Element boundary items
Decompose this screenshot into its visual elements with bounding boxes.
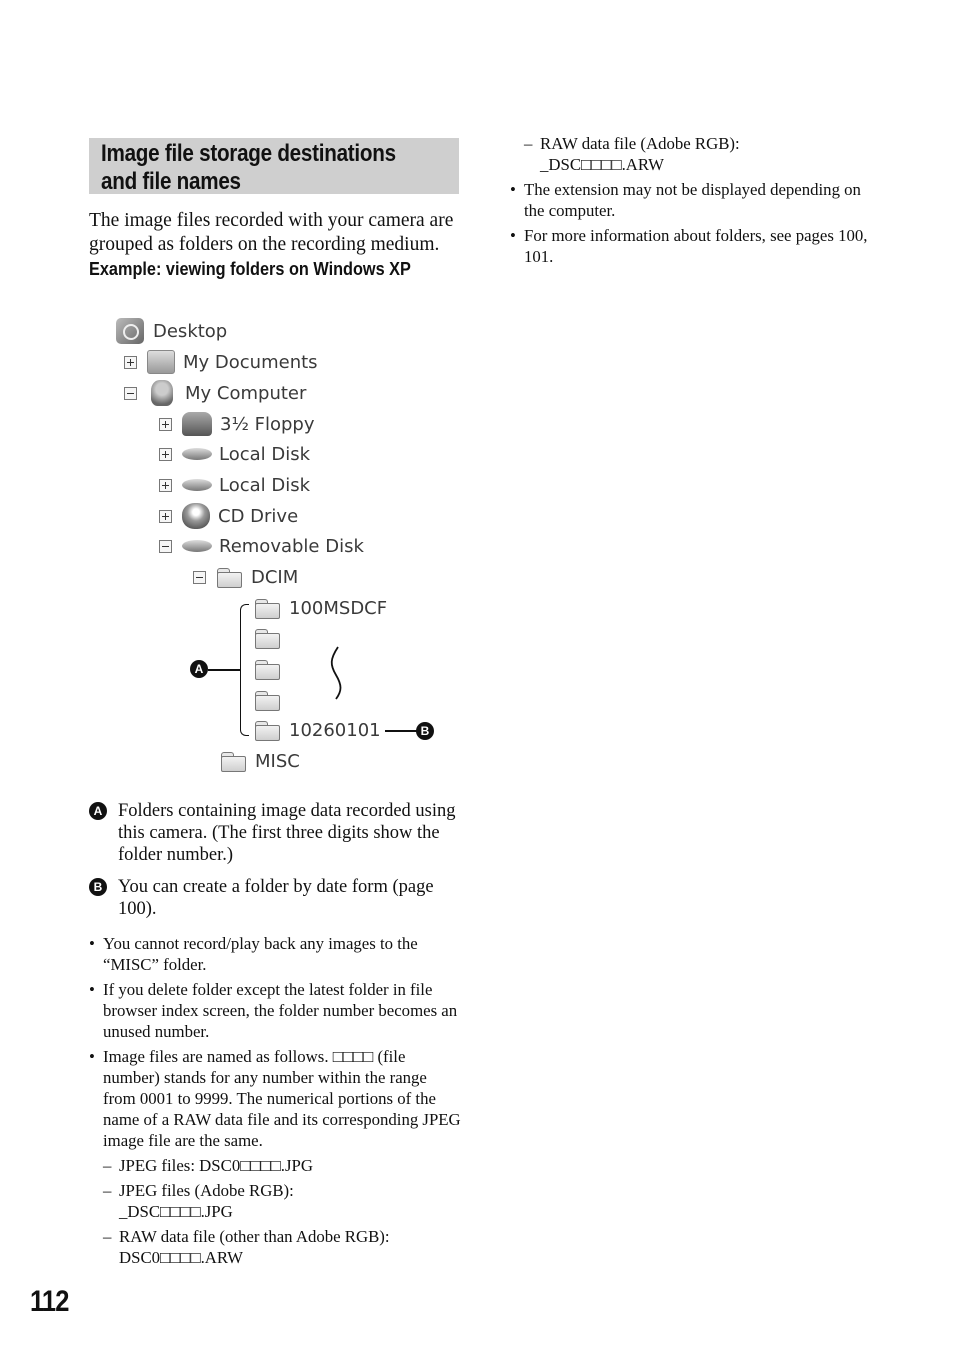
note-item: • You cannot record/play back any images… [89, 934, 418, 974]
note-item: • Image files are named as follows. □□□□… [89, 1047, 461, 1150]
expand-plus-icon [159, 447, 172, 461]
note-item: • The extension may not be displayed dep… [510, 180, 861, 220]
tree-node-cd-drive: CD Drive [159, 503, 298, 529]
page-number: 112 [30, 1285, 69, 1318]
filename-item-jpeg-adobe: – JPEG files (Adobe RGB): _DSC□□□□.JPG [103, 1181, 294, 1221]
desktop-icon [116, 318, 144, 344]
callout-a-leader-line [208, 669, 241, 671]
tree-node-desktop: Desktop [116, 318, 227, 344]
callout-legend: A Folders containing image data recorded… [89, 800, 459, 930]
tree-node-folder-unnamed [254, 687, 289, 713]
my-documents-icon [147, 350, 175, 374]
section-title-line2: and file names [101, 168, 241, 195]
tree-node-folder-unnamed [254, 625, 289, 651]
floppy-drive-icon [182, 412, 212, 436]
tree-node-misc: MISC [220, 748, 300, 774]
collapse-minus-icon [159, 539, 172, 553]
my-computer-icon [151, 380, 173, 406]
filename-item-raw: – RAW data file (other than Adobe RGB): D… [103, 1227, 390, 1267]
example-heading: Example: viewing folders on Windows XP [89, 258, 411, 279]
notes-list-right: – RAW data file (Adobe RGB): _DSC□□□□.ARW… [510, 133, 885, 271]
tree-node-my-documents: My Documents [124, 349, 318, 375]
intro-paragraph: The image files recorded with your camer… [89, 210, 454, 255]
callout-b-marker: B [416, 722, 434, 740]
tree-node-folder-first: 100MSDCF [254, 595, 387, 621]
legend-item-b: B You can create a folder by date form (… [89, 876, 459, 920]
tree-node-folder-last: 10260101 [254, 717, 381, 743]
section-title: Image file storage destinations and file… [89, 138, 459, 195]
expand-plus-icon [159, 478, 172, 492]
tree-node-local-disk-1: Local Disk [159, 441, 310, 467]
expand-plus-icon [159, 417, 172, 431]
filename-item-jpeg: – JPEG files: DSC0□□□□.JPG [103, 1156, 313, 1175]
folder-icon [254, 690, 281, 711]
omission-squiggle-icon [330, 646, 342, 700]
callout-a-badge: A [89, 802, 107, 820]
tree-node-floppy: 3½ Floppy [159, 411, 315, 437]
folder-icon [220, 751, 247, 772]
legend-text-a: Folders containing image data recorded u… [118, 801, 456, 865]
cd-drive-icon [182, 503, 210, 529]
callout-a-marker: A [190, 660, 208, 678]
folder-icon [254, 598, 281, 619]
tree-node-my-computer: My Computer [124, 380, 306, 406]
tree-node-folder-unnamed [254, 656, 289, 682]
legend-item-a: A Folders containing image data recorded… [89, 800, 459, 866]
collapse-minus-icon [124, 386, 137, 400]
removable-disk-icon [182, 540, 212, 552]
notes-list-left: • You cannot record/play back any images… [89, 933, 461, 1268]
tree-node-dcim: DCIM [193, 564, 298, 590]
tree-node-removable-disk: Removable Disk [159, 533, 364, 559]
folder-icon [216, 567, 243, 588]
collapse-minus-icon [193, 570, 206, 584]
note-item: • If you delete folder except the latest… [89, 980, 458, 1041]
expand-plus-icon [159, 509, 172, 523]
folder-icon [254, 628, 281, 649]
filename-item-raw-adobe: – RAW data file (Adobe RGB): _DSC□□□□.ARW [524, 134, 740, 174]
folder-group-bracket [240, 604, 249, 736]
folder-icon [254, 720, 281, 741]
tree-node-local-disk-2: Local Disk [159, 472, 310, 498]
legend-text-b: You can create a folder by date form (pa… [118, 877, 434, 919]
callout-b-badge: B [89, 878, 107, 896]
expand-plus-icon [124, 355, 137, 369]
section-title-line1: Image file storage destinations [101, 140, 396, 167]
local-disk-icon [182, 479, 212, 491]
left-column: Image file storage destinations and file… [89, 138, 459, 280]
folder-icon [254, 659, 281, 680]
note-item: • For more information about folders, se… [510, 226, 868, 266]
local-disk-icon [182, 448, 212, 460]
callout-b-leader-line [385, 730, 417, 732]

GIVEN REQUEST
Arrange the lines between the line holding "note-item: • You" and the line holding "section-title: Image file", inclusive, as a Markdown table with the columns Row and Item line. Number each row and leave out blank lines.

RESPONSE TO THE TASK
| Row | Item line |
|---|---|
| 1 | note-item: • You cannot record/play back any images… [89, 934, 418, 974] |
| 2 | note-item: • Image files are named as follows. □□□□… [89, 1047, 461, 1150] |
| 3 | expand-plus-icon [159, 447, 172, 461] |
| 4 | note-item: • The extension may not be displayed dep… [510, 180, 861, 220] |
| 5 | tree-node-cd-drive: CD Drive [159, 503, 298, 529] |
| 6 | page-number: 112 [30, 1285, 69, 1318] |
| 7 | filename-item-jpeg-adobe: – JPEG files (Adobe RGB): _DSC□□□□.JPG [103, 1181, 294, 1221] |
| 8 | desktop-icon [116, 318, 144, 344] |
| 9 | callout-a-leader-line [208, 669, 241, 671] |
| 10 | tree-node-desktop: Desktop [116, 318, 227, 344] |
| 11 | callout-legend: A Folders containing image data recorded… [89, 800, 459, 930] |
| 12 | tree-node-folder-unnamed [254, 687, 289, 713] |
| 13 | my-documents-icon [147, 350, 175, 374] |
| 14 | section-title-line2: and file names [101, 168, 241, 195] |
| 15 | tree-node-folder-unnamed [254, 625, 289, 651] |
| 16 | floppy-drive-icon [182, 412, 212, 436] |
| 17 | tree-node-misc: MISC [220, 748, 300, 774] |
| 18 | collapse-minus-icon [159, 539, 172, 553] |
| 19 | my-computer-icon [151, 380, 173, 406] |
| 20 | filename-item-raw: – RAW data file (other than Adobe RGB): D… [103, 1227, 390, 1267] |
| 21 | example-heading: Example: viewing folders on Windows XP [89, 258, 411, 279] |
| 22 | notes-list-right: – RAW data file (Adobe RGB): _DSC□□□□.ARW… [510, 133, 885, 271] |
| 23 | tree-node-my-documents: My Documents [124, 349, 318, 375] |
| 24 | intro-paragraph: The image files recorded with your camer… [89, 210, 454, 255] |
| 25 | callout-b-marker: B [416, 722, 434, 740] |
| 26 | tree-node-folder-first: 100MSDCF [254, 595, 387, 621] |
| 27 | legend-item-b: B You can create a folder by date form (… [89, 876, 459, 920] |
| 28 | tree-node-folder-last: 10260101 [254, 717, 381, 743] |
| 29 | section-title: Image file storage destinations and file… [89, 138, 459, 195] |